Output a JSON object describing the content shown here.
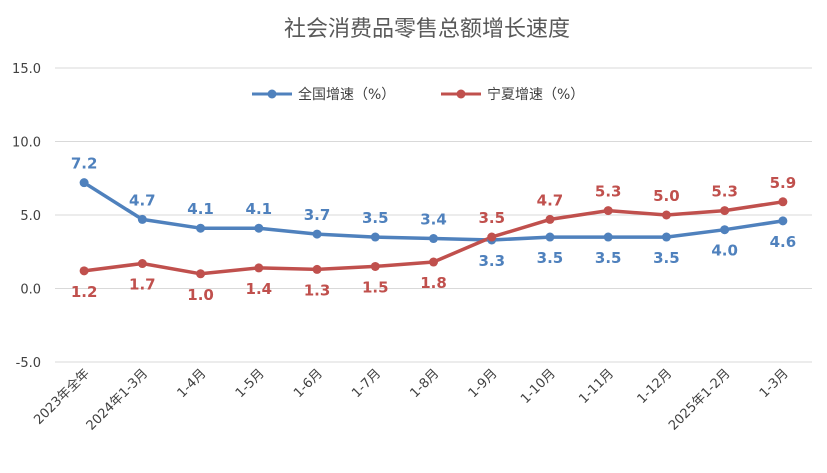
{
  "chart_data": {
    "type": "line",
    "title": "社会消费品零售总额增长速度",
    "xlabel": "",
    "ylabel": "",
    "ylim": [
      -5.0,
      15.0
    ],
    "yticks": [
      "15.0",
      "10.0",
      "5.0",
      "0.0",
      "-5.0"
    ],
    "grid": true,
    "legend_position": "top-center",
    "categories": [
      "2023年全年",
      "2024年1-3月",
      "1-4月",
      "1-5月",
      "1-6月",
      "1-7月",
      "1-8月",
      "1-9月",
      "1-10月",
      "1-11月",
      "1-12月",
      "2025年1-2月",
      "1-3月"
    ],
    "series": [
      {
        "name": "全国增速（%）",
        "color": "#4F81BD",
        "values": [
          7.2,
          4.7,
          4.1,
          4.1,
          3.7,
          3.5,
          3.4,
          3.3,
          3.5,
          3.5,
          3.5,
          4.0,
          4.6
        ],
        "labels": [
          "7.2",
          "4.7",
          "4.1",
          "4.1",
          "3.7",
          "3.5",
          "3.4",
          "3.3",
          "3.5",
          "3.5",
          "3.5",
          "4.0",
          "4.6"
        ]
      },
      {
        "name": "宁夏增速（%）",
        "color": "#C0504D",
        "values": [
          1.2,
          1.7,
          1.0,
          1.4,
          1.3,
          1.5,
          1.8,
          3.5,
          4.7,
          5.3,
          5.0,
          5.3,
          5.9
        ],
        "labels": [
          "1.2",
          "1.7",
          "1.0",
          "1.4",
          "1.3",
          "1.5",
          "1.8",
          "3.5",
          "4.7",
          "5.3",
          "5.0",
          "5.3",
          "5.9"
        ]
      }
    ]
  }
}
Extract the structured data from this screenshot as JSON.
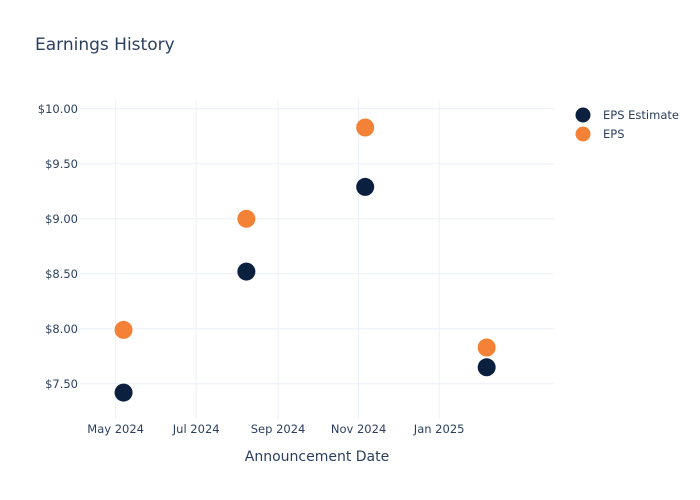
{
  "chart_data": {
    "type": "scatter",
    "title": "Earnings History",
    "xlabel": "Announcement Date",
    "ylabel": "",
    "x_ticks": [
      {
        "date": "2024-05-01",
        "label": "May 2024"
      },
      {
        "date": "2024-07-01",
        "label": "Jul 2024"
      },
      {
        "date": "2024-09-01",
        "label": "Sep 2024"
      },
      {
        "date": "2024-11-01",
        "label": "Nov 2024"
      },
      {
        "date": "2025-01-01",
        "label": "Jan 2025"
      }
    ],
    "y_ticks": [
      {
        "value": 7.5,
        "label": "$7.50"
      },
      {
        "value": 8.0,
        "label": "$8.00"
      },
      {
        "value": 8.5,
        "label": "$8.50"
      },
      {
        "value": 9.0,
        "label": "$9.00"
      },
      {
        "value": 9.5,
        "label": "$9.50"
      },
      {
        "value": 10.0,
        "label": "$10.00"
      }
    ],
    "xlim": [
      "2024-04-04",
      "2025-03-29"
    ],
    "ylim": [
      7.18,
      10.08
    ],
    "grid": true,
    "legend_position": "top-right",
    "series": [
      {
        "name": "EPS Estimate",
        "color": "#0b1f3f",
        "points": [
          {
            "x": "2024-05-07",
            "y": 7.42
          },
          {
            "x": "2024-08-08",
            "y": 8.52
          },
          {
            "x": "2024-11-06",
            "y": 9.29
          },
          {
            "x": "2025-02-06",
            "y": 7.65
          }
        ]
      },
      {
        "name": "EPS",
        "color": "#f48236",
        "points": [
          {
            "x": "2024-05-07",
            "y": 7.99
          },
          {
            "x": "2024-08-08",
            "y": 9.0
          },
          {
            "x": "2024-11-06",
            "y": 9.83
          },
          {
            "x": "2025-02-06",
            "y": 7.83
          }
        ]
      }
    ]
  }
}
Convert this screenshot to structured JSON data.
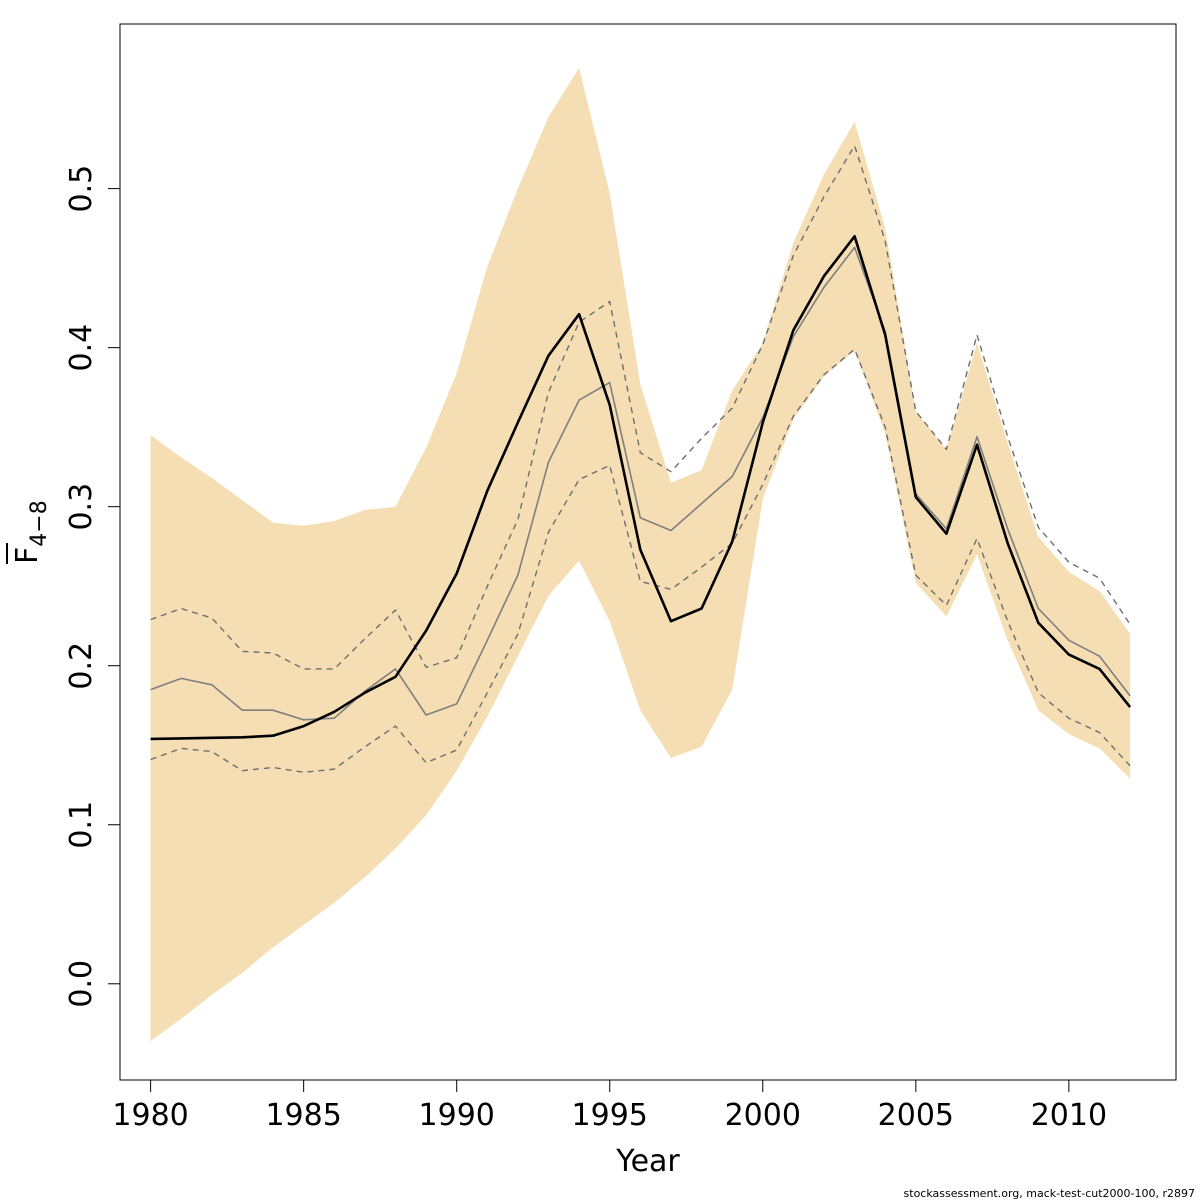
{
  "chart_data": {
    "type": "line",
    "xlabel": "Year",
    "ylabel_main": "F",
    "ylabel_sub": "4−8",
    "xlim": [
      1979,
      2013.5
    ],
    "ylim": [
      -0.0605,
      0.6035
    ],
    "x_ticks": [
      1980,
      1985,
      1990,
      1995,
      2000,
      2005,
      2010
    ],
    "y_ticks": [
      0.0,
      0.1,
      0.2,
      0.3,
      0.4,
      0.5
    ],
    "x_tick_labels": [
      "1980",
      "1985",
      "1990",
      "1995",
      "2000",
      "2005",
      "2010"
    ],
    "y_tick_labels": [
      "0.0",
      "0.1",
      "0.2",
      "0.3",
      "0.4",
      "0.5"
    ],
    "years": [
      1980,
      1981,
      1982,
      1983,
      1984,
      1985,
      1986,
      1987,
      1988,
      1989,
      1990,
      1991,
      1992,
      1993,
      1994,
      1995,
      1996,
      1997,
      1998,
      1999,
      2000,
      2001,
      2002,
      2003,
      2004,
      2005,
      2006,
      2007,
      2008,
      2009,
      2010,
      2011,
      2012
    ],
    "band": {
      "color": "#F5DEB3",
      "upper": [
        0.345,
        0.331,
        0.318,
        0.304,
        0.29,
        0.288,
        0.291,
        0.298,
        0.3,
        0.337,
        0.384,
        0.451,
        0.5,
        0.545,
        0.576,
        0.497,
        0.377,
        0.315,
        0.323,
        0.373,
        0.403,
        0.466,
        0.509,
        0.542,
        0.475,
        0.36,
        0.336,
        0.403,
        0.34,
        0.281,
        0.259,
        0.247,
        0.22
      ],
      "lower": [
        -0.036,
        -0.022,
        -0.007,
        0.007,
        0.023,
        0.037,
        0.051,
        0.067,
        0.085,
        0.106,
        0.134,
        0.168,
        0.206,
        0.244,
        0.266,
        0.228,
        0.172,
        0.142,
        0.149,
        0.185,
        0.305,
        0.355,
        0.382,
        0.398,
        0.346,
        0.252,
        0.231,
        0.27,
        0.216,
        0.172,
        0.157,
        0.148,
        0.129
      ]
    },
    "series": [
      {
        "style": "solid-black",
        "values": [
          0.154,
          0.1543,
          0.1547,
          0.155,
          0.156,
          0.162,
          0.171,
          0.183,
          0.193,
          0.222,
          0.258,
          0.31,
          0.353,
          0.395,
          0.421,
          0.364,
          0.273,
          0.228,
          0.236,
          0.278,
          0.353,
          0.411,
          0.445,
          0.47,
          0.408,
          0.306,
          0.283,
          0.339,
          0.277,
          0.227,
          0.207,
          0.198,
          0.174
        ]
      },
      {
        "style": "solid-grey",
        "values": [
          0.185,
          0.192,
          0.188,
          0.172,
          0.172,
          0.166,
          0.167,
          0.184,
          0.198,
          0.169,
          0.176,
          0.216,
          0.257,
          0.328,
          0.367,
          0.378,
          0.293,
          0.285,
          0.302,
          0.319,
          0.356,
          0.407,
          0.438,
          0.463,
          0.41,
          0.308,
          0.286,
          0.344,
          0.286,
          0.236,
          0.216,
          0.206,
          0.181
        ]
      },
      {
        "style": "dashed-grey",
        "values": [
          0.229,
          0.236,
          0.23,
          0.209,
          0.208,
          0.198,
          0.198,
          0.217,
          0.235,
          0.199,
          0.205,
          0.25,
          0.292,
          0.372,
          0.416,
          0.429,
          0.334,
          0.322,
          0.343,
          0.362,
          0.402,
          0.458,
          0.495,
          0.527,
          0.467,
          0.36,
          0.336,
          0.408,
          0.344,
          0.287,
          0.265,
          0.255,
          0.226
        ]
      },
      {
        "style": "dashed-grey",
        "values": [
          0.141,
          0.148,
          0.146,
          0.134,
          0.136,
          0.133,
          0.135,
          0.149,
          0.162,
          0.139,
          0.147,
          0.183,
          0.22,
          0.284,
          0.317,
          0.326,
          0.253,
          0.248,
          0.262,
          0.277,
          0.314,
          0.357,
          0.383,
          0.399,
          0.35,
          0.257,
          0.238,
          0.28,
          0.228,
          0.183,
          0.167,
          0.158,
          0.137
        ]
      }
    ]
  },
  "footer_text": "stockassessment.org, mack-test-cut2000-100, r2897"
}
● ● ●
All lines that include "screenshot" are to be gathered and copied.

# IN RESPONSE
Extract the structured data from this screenshot as JSON.
Convert this screenshot to structured JSON data.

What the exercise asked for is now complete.